Data items:
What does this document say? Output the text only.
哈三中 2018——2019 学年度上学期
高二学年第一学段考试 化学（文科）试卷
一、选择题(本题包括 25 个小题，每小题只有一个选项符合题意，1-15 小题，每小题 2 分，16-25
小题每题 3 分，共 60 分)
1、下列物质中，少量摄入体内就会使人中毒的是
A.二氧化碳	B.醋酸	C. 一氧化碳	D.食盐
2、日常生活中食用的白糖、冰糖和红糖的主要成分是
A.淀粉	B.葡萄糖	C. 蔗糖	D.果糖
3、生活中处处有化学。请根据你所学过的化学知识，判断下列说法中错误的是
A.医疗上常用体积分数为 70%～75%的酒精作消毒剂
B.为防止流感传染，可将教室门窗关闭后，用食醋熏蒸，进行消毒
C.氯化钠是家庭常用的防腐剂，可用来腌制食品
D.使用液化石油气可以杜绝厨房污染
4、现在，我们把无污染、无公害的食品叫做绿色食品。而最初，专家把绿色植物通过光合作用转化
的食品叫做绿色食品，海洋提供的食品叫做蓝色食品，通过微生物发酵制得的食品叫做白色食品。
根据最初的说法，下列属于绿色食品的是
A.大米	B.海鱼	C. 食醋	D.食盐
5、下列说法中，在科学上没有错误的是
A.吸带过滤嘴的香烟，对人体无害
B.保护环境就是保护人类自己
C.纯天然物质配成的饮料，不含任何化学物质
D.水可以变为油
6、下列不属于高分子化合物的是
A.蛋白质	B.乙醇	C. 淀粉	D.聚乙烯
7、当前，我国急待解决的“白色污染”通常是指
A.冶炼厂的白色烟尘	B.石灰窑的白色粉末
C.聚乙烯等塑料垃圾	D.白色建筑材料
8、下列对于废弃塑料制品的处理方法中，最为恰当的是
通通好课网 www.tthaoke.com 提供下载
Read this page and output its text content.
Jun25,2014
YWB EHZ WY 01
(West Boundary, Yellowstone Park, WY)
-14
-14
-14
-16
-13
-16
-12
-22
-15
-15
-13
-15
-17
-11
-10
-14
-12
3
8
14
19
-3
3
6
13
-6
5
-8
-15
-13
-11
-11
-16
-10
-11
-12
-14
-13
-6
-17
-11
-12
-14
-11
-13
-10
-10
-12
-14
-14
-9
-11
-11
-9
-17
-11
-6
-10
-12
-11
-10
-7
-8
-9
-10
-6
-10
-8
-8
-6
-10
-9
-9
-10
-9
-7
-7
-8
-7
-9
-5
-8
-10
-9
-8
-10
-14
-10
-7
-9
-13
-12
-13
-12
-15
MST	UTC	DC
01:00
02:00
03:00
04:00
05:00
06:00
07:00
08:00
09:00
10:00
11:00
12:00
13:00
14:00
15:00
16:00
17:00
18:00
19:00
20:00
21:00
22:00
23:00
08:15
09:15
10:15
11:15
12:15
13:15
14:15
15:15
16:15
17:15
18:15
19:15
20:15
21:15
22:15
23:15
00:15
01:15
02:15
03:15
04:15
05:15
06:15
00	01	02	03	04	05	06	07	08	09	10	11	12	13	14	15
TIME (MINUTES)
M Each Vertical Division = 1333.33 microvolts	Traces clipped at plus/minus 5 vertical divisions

> _WHAT YOU HAVE TO DO_
Show every line of the records above that contains the word "this".

> _EXPECTED ANSWER_
What does this document say? Output the text only.
Read this page and output its text content.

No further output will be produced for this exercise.